** start of MATERIALS PROVIDED **

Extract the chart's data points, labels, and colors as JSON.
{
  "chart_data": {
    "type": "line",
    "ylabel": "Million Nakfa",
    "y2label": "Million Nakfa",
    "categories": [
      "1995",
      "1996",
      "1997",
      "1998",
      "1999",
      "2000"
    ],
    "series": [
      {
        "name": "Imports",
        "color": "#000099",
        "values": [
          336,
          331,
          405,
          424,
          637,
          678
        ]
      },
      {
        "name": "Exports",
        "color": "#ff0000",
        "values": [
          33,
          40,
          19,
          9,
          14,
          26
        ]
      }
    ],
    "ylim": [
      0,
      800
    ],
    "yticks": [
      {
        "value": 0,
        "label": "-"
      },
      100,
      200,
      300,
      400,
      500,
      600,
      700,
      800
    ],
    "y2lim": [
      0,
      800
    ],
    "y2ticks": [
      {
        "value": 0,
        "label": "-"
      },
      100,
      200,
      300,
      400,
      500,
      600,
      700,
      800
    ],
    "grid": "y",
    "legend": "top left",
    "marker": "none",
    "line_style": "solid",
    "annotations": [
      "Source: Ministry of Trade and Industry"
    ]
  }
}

** end of MATERIALS PROVIDED **

**SHORT TASK:** Return every line above in which the string "Million" occurs.

**FINAL RESULT:**
    "ylabel": "Million Nakfa",
    "y2label": "Million Nakfa",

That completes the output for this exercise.